● **WORK TO DO**
Each line should be copied exactly.

● **DATASET ENTRIES**
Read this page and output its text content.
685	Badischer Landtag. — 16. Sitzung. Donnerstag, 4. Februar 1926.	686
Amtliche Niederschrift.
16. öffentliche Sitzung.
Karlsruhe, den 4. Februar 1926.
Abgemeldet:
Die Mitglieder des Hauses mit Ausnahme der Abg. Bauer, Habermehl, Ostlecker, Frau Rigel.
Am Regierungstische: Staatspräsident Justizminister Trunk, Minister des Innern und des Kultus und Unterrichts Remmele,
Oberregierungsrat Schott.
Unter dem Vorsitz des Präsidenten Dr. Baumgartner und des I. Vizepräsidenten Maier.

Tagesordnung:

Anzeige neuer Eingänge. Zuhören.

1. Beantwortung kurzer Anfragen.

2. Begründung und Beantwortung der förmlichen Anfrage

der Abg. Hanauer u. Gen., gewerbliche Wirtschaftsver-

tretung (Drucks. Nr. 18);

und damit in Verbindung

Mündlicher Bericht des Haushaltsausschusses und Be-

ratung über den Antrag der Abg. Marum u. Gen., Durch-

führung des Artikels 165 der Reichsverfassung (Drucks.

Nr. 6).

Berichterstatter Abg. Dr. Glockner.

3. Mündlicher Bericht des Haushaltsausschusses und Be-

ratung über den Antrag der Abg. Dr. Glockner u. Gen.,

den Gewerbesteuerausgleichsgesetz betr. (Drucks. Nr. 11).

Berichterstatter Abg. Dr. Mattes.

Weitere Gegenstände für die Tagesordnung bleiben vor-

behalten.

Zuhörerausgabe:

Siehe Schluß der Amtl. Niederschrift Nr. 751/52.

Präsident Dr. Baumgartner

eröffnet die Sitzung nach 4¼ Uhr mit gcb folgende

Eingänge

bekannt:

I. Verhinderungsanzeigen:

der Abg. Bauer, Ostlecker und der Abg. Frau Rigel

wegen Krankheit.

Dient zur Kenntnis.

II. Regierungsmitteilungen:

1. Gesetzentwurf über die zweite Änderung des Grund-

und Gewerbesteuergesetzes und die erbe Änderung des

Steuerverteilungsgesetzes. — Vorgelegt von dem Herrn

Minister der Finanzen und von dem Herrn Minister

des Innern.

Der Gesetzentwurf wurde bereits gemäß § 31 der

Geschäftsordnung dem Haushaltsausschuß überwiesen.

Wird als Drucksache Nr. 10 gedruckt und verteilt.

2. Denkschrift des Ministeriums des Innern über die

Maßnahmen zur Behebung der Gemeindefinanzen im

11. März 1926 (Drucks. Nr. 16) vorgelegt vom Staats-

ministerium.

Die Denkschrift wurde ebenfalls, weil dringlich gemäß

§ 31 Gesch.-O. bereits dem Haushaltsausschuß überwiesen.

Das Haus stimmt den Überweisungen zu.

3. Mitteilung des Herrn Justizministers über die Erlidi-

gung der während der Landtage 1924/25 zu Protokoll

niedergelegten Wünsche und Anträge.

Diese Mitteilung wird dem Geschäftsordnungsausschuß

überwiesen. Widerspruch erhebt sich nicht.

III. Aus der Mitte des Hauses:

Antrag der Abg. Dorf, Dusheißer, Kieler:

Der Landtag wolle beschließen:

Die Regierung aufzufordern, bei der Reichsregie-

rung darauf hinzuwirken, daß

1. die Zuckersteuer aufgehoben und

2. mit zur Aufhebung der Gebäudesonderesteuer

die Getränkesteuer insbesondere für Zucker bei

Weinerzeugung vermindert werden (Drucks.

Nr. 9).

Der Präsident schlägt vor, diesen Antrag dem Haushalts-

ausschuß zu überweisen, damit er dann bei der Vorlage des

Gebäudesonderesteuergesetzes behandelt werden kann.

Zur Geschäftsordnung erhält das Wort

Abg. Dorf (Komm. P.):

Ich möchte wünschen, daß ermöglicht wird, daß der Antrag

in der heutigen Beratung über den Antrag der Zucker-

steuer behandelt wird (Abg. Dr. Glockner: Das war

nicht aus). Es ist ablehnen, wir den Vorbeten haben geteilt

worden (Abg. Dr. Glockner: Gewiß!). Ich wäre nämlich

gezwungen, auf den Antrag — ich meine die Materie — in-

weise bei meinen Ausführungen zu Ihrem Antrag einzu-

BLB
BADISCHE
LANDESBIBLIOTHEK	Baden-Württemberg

● **EXPECTED ANSWER**
Read this page and output its text content.
685	Badischer Landtag. — 16. Sitzung. Donnerstag, 4. Februar 1926.	686
Amtliche Niederschrift.
16. öffentliche Sitzung.
Karlsruhe, den 4. Februar 1926.
Abgemeldet:
Die Mitglieder des Hauses mit Ausnahme der Abg. Bauer, Habermehl, Ostlecker, Frau Rigel.
Am Regierungstische: Staatspräsident Justizminister Trunk, Minister des Innern und des Kultus und Unterrichts Remmele,
Oberregierungsrat Schott.
Unter dem Vorsitz des Präsidenten Dr. Baumgartner und des I. Vizepräsidenten Maier.

Tagesordnung:

Anzeige neuer Eingänge. Zuhören.

1. Beantwortung kurzer Anfragen.

2. Begründung und Beantwortung der förmlichen Anfrage

der Abg. Hanauer u. Gen., gewerbliche Wirtschaftsver-

tretung (Drucks. Nr. 18);

und damit in Verbindung

Mündlicher Bericht des Haushaltsausschusses und Be-

ratung über den Antrag der Abg. Marum u. Gen., Durch-

führung des Artikels 165 der Reichsverfassung (Drucks.

Nr. 6).

Berichterstatter Abg. Dr. Glockner.

3. Mündlicher Bericht des Haushaltsausschusses und Be-

ratung über den Antrag der Abg. Dr. Glockner u. Gen.,

den Gewerbesteuerausgleichsgesetz betr. (Drucks. Nr. 11).

Berichterstatter Abg. Dr. Mattes.

Weitere Gegenstände für die Tagesordnung bleiben vor-

behalten.

Zuhörerausgabe:

Siehe Schluß der Amtl. Niederschrift Nr. 751/52.

Präsident Dr. Baumgartner

eröffnet die Sitzung nach 4¼ Uhr mit gcb folgende

Eingänge

bekannt:

I. Verhinderungsanzeigen:

der Abg. Bauer, Ostlecker und der Abg. Frau Rigel

wegen Krankheit.

Dient zur Kenntnis.

II. Regierungsmitteilungen:

1. Gesetzentwurf über die zweite Änderung des Grund-

und Gewerbesteuergesetzes und die erbe Änderung des

Steuerverteilungsgesetzes. — Vorgelegt von dem Herrn

Minister der Finanzen und von dem Herrn Minister

des Innern.

Der Gesetzentwurf wurde bereits gemäß § 31 der

Geschäftsordnung dem Haushaltsausschuß überwiesen.

Wird als Drucksache Nr. 10 gedruckt und verteilt.

2. Denkschrift des Ministeriums des Innern über die

Maßnahmen zur Behebung der Gemeindefinanzen im

11. März 1926 (Drucks. Nr. 16) vorgelegt vom Staats-

ministerium.

Die Denkschrift wurde ebenfalls, weil dringlich gemäß

§ 31 Gesch.-O. bereits dem Haushaltsausschuß überwiesen.

Das Haus stimmt den Überweisungen zu.

3. Mitteilung des Herrn Justizministers über die Erlidi-

gung der während der Landtage 1924/25 zu Protokoll

niedergelegten Wünsche und Anträge.

Diese Mitteilung wird dem Geschäftsordnungsausschuß

überwiesen. Widerspruch erhebt sich nicht.

III. Aus der Mitte des Hauses:

Antrag der Abg. Dorf, Dusheißer, Kieler:

Der Landtag wolle beschließen:

Die Regierung aufzufordern, bei der Reichsregie-

rung darauf hinzuwirken, daß

1. die Zuckersteuer aufgehoben und

2. mit zur Aufhebung der Gebäudesonderesteuer

die Getränkesteuer insbesondere für Zucker bei

Weinerzeugung vermindert werden (Drucks.

Nr. 9).

Der Präsident schlägt vor, diesen Antrag dem Haushalts-

ausschuß zu überweisen, damit er dann bei der Vorlage des

Gebäudesonderesteuergesetzes behandelt werden kann.

Zur Geschäftsordnung erhält das Wort

Abg. Dorf (Komm. P.):

Ich möchte wünschen, daß ermöglicht wird, daß der Antrag

in der heutigen Beratung über den Antrag der Zucker-

steuer behandelt wird (Abg. Dr. Glockner: Das war

nicht aus). Es ist ablehnen, wir den Vorbeten haben geteilt

worden (Abg. Dr. Glockner: Gewiß!). Ich wäre nämlich

gezwungen, auf den Antrag — ich meine die Materie — in-

weise bei meinen Ausführungen zu Ihrem Antrag einzu-

BLB
BADISCHE
LANDESBIBLIOTHEK	Baden-Württemberg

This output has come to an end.